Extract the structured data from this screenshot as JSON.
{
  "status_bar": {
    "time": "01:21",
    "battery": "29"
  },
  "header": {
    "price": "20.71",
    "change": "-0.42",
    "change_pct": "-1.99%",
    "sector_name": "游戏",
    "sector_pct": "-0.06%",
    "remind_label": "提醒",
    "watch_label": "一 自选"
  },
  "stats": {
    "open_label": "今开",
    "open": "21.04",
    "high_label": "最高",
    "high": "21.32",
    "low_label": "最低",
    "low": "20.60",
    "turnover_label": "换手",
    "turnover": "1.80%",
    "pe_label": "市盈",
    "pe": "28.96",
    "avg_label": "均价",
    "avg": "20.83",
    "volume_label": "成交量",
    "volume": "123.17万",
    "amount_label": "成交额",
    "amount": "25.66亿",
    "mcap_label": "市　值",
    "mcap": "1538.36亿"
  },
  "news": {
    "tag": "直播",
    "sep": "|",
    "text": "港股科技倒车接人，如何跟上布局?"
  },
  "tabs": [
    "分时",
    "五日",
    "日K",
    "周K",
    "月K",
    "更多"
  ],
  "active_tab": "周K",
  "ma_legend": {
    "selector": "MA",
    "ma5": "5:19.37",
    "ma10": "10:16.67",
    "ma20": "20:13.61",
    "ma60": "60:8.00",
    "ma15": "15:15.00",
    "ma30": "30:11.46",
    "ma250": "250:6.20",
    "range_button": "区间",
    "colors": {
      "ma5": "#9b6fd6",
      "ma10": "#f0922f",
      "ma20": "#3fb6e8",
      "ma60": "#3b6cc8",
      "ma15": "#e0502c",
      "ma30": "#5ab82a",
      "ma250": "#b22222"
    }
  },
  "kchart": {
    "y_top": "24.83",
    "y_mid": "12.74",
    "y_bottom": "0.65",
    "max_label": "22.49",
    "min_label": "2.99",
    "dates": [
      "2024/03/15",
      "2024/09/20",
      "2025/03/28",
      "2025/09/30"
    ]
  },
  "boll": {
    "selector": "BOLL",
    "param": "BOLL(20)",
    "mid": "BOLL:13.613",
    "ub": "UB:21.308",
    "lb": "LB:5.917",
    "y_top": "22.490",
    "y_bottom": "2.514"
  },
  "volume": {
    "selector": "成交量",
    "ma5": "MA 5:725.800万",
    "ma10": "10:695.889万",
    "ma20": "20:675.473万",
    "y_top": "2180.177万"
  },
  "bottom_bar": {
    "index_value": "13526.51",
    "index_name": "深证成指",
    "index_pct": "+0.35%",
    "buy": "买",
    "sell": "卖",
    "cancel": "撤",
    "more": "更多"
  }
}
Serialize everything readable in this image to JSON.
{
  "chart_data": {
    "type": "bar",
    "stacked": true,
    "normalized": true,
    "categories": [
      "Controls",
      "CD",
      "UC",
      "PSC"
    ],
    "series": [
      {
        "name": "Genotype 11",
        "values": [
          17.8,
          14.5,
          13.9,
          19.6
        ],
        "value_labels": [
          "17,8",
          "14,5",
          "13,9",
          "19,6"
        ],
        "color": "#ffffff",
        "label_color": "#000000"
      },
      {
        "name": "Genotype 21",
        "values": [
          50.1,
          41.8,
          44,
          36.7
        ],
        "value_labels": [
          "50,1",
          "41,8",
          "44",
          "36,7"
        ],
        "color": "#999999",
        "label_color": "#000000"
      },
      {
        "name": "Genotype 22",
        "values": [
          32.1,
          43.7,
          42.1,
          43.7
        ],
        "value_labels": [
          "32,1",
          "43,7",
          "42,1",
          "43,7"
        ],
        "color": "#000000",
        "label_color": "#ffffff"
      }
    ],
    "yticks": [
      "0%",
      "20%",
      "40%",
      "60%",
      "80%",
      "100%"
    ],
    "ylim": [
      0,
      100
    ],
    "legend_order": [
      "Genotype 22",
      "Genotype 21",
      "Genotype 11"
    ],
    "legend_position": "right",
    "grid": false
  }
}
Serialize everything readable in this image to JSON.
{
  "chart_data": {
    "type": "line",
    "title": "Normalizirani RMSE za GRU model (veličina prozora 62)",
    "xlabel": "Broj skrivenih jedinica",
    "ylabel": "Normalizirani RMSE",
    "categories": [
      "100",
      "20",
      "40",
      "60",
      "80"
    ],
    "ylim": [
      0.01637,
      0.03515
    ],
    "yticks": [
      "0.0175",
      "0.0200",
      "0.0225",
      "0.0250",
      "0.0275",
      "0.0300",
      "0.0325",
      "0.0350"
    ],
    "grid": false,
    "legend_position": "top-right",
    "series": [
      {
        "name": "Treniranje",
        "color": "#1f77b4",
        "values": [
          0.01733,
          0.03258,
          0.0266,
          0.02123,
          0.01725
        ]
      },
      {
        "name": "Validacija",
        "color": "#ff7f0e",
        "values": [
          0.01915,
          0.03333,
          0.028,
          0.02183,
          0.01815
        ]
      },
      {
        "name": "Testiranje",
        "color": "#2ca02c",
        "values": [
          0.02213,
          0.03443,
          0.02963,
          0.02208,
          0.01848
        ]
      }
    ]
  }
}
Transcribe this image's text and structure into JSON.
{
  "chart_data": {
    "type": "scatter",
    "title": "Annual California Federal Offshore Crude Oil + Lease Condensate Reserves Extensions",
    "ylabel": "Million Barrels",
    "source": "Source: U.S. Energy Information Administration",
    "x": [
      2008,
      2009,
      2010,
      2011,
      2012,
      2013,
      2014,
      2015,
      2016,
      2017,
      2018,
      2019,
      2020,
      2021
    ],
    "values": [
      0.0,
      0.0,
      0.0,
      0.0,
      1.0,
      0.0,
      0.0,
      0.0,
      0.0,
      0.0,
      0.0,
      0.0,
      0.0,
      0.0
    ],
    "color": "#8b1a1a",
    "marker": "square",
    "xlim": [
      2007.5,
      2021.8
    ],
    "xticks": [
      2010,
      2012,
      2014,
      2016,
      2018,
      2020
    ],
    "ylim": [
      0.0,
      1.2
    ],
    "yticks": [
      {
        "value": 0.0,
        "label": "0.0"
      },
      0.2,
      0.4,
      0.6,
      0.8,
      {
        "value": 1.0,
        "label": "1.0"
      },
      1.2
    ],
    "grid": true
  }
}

## [WHAT YOU NEED TO DO]
The records above should be repeated in full, exactly as given.

## [FINAL RESULT]
Extract the structured data from this screenshot as JSON.
{
  "status_bar": {
    "time": "01:21",
    "battery": "29"
  },
  "header": {
    "price": "20.71",
    "change": "-0.42",
    "change_pct": "-1.99%",
    "sector_name": "游戏",
    "sector_pct": "-0.06%",
    "remind_label": "提醒",
    "watch_label": "一 自选"
  },
  "stats": {
    "open_label": "今开",
    "open": "21.04",
    "high_label": "最高",
    "high": "21.32",
    "low_label": "最低",
    "low": "20.60",
    "turnover_label": "换手",
    "turnover": "1.80%",
    "pe_label": "市盈",
    "pe": "28.96",
    "avg_label": "均价",
    "avg": "20.83",
    "volume_label": "成交量",
    "volume": "123.17万",
    "amount_label": "成交额",
    "amount": "25.66亿",
    "mcap_label": "市　值",
    "mcap": "1538.36亿"
  },
  "news": {
    "tag": "直播",
    "sep": "|",
    "text": "港股科技倒车接人，如何跟上布局?"
  },
  "tabs": [
    "分时",
    "五日",
    "日K",
    "周K",
    "月K",
    "更多"
  ],
  "active_tab": "周K",
  "ma_legend": {
    "selector": "MA",
    "ma5": "5:19.37",
    "ma10": "10:16.67",
    "ma20": "20:13.61",
    "ma60": "60:8.00",
    "ma15": "15:15.00",
    "ma30": "30:11.46",
    "ma250": "250:6.20",
    "range_button": "区间",
    "colors": {
      "ma5": "#9b6fd6",
      "ma10": "#f0922f",
      "ma20": "#3fb6e8",
      "ma60": "#3b6cc8",
      "ma15": "#e0502c",
      "ma30": "#5ab82a",
      "ma250": "#b22222"
    }
  },
  "kchart": {
    "y_top": "24.83",
    "y_mid": "12.74",
    "y_bottom": "0.65",
    "max_label": "22.49",
    "min_label": "2.99",
    "dates": [
      "2024/03/15",
      "2024/09/20",
      "2025/03/28",
      "2025/09/30"
    ]
  },
  "boll": {
    "selector": "BOLL",
    "param": "BOLL(20)",
    "mid": "BOLL:13.613",
    "ub": "UB:21.308",
    "lb": "LB:5.917",
    "y_top": "22.490",
    "y_bottom": "2.514"
  },
  "volume": {
    "selector": "成交量",
    "ma5": "MA 5:725.800万",
    "ma10": "10:695.889万",
    "ma20": "20:675.473万",
    "y_top": "2180.177万"
  },
  "bottom_bar": {
    "index_value": "13526.51",
    "index_name": "深证成指",
    "index_pct": "+0.35%",
    "buy": "买",
    "sell": "卖",
    "cancel": "撤",
    "more": "更多"
  }
}
Serialize everything readable in this image to JSON.
{
  "chart_data": {
    "type": "bar",
    "stacked": true,
    "normalized": true,
    "categories": [
      "Controls",
      "CD",
      "UC",
      "PSC"
    ],
    "series": [
      {
        "name": "Genotype 11",
        "values": [
          17.8,
          14.5,
          13.9,
          19.6
        ],
        "value_labels": [
          "17,8",
          "14,5",
          "13,9",
          "19,6"
        ],
        "color": "#ffffff",
        "label_color": "#000000"
      },
      {
        "name": "Genotype 21",
        "values": [
          50.1,
          41.8,
          44,
          36.7
        ],
        "value_labels": [
          "50,1",
          "41,8",
          "44",
          "36,7"
        ],
        "color": "#999999",
        "label_color": "#000000"
      },
      {
        "name": "Genotype 22",
        "values": [
          32.1,
          43.7,
          42.1,
          43.7
        ],
        "value_labels": [
          "32,1",
          "43,7",
          "42,1",
          "43,7"
        ],
        "color": "#000000",
        "label_color": "#ffffff"
      }
    ],
    "yticks": [
      "0%",
      "20%",
      "40%",
      "60%",
      "80%",
      "100%"
    ],
    "ylim": [
      0,
      100
    ],
    "legend_order": [
      "Genotype 22",
      "Genotype 21",
      "Genotype 11"
    ],
    "legend_position": "right",
    "grid": false
  }
}
Serialize everything readable in this image to JSON.
{
  "chart_data": {
    "type": "line",
    "title": "Normalizirani RMSE za GRU model (veličina prozora 62)",
    "xlabel": "Broj skrivenih jedinica",
    "ylabel": "Normalizirani RMSE",
    "categories": [
      "100",
      "20",
      "40",
      "60",
      "80"
    ],
    "ylim": [
      0.01637,
      0.03515
    ],
    "yticks": [
      "0.0175",
      "0.0200",
      "0.0225",
      "0.0250",
      "0.0275",
      "0.0300",
      "0.0325",
      "0.0350"
    ],
    "grid": false,
    "legend_position": "top-right",
    "series": [
      {
        "name": "Treniranje",
        "color": "#1f77b4",
        "values": [
          0.01733,
          0.03258,
          0.0266,
          0.02123,
          0.01725
        ]
      },
      {
        "name": "Validacija",
        "color": "#ff7f0e",
        "values": [
          0.01915,
          0.03333,
          0.028,
          0.02183,
          0.01815
        ]
      },
      {
        "name": "Testiranje",
        "color": "#2ca02c",
        "values": [
          0.02213,
          0.03443,
          0.02963,
          0.02208,
          0.01848
        ]
      }
    ]
  }
}
Transcribe this image's text and structure into JSON.
{
  "chart_data": {
    "type": "scatter",
    "title": "Annual California Federal Offshore Crude Oil + Lease Condensate Reserves Extensions",
    "ylabel": "Million Barrels",
    "source": "Source: U.S. Energy Information Administration",
    "x": [
      2008,
      2009,
      2010,
      2011,
      2012,
      2013,
      2014,
      2015,
      2016,
      2017,
      2018,
      2019,
      2020,
      2021
    ],
    "values": [
      0.0,
      0.0,
      0.0,
      0.0,
      1.0,
      0.0,
      0.0,
      0.0,
      0.0,
      0.0,
      0.0,
      0.0,
      0.0,
      0.0
    ],
    "color": "#8b1a1a",
    "marker": "square",
    "xlim": [
      2007.5,
      2021.8
    ],
    "xticks": [
      2010,
      2012,
      2014,
      2016,
      2018,
      2020
    ],
    "ylim": [
      0.0,
      1.2
    ],
    "yticks": [
      {
        "value": 0.0,
        "label": "0.0"
      },
      0.2,
      0.4,
      0.6,
      0.8,
      {
        "value": 1.0,
        "label": "1.0"
      },
      1.2
    ],
    "grid": true
  }
}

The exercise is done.